- THE REQUEST -
Note each line where "zooals" appears, and copy it.

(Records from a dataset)
· · · · ·
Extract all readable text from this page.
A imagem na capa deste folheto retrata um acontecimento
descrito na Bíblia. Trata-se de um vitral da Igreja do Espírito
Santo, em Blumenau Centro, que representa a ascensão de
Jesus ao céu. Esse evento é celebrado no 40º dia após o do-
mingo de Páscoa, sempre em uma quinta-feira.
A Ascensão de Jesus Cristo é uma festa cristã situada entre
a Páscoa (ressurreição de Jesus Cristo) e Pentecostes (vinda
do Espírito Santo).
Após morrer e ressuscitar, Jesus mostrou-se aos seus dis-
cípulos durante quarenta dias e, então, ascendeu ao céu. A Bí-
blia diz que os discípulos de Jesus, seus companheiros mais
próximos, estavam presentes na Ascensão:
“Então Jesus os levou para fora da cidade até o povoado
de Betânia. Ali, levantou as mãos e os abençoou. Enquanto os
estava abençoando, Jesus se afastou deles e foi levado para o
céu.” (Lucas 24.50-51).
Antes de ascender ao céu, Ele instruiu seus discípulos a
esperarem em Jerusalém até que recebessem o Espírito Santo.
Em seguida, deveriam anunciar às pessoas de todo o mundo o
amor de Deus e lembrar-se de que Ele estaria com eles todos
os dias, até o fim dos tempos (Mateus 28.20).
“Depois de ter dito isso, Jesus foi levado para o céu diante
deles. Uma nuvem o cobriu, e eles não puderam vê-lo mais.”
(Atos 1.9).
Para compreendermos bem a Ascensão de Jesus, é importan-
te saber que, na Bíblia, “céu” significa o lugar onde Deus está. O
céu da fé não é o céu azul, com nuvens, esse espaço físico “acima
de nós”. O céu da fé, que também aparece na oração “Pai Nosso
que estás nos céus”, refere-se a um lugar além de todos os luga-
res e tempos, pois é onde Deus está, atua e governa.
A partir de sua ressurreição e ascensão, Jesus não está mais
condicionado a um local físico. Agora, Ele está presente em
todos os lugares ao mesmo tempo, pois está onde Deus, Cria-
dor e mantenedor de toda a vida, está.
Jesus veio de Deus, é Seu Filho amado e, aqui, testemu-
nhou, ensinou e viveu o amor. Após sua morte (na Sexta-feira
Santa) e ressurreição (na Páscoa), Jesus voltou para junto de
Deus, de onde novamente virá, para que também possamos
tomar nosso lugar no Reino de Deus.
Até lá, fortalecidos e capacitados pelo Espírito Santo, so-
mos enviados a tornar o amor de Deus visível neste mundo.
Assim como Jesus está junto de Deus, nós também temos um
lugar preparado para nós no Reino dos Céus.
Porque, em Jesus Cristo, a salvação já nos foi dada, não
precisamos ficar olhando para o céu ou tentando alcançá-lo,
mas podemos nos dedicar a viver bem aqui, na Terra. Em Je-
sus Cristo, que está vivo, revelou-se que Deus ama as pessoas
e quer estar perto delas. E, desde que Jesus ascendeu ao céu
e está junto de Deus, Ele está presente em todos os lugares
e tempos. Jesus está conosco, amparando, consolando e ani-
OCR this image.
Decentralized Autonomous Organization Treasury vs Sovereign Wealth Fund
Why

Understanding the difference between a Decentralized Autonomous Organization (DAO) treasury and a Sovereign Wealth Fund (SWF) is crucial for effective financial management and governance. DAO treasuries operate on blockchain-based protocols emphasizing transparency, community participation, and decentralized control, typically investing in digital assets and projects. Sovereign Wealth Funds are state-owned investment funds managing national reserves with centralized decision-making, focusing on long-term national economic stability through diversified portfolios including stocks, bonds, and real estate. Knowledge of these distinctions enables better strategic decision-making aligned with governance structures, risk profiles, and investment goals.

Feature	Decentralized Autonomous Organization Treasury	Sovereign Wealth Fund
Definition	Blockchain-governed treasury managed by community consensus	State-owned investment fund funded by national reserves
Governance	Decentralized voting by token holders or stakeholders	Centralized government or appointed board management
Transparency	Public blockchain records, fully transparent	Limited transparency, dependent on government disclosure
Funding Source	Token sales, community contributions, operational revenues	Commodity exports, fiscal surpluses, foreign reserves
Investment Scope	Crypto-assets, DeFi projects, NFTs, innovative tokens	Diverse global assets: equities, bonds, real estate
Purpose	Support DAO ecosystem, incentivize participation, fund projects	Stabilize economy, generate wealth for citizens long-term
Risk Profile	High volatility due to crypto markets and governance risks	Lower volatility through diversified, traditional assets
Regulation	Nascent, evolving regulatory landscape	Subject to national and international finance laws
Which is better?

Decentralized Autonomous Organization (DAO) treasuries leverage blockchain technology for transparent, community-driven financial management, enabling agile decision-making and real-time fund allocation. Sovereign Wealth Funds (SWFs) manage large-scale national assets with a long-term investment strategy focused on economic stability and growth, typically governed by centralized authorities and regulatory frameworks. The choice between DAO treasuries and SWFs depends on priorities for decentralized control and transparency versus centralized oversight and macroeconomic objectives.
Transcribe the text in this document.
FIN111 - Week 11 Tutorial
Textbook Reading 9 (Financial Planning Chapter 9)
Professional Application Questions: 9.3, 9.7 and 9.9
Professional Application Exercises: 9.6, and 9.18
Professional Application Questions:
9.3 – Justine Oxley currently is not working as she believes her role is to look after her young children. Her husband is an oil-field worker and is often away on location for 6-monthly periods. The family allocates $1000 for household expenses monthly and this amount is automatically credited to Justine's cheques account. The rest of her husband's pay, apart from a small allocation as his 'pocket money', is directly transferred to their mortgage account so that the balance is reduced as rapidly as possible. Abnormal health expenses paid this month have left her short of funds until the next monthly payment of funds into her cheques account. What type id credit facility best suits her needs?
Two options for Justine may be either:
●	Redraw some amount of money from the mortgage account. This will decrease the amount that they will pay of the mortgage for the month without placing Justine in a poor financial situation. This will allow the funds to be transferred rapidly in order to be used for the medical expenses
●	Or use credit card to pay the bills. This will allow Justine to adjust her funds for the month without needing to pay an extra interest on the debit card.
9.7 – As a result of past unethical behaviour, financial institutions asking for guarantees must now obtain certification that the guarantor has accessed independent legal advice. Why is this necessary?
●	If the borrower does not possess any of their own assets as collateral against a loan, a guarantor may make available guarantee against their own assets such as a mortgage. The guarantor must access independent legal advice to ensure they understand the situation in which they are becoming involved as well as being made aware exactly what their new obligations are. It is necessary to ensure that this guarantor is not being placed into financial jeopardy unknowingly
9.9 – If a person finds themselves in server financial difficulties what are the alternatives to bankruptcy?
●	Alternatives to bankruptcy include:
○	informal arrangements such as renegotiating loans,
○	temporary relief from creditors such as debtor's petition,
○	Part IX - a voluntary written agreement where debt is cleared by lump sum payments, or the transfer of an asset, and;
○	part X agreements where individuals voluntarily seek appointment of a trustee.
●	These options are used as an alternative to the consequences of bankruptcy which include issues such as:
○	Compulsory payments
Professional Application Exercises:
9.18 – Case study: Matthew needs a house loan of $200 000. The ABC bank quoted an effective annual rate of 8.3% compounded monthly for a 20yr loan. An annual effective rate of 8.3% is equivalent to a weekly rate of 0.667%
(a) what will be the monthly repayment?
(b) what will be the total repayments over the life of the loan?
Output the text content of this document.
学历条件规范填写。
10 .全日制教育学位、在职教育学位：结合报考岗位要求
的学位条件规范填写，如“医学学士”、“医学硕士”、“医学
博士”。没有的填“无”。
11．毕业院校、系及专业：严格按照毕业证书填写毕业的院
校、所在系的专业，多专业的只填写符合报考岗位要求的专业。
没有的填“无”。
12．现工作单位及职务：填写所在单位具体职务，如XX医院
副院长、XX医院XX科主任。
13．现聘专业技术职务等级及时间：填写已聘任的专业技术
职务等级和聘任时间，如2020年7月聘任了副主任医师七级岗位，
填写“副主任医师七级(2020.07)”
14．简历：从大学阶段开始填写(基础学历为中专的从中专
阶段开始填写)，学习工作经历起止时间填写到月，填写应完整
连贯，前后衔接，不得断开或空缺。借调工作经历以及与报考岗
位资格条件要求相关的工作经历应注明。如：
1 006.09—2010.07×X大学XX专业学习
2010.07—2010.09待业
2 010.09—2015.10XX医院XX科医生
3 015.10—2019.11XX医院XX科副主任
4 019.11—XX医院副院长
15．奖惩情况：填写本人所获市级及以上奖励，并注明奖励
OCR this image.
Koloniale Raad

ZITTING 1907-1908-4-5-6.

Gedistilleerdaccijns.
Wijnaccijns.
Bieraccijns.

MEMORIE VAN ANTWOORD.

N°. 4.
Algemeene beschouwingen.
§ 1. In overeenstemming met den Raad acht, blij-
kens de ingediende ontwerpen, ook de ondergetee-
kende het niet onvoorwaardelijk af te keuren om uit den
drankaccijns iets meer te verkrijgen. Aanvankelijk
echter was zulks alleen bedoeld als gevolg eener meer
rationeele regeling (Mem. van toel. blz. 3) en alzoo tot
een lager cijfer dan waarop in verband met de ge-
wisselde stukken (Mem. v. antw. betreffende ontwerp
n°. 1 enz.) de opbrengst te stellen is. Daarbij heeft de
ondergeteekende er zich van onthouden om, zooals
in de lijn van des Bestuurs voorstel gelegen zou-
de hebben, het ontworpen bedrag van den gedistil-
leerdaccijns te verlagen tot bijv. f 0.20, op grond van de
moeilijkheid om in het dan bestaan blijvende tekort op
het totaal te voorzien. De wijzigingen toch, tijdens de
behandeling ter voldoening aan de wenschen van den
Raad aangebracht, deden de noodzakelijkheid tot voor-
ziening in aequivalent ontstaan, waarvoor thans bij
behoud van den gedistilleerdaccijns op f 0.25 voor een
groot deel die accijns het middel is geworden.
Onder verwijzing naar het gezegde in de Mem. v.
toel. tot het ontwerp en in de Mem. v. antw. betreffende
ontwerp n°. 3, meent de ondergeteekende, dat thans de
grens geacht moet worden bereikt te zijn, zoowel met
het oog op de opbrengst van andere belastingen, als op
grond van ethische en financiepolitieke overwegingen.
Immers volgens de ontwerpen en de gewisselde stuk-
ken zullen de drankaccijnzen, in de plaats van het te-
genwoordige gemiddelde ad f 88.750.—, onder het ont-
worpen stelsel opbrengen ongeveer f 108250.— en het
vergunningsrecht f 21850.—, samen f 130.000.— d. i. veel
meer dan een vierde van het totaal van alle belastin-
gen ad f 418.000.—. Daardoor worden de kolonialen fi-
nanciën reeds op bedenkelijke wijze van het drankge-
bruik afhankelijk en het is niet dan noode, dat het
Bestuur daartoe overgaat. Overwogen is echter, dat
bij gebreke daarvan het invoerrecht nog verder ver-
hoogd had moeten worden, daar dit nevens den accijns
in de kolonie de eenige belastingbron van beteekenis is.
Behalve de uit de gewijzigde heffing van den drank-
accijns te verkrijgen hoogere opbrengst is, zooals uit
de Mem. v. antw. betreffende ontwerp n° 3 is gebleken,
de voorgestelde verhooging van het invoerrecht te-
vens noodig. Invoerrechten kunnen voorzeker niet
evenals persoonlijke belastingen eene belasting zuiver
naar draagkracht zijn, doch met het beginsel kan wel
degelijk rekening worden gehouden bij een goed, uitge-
· · · · ·
- RESULT OF THE EXERCISE -
ondergeteekende er zich van onthouden om, zooals
accijns te verkrijgen hoogere opbrengst is, zooals uit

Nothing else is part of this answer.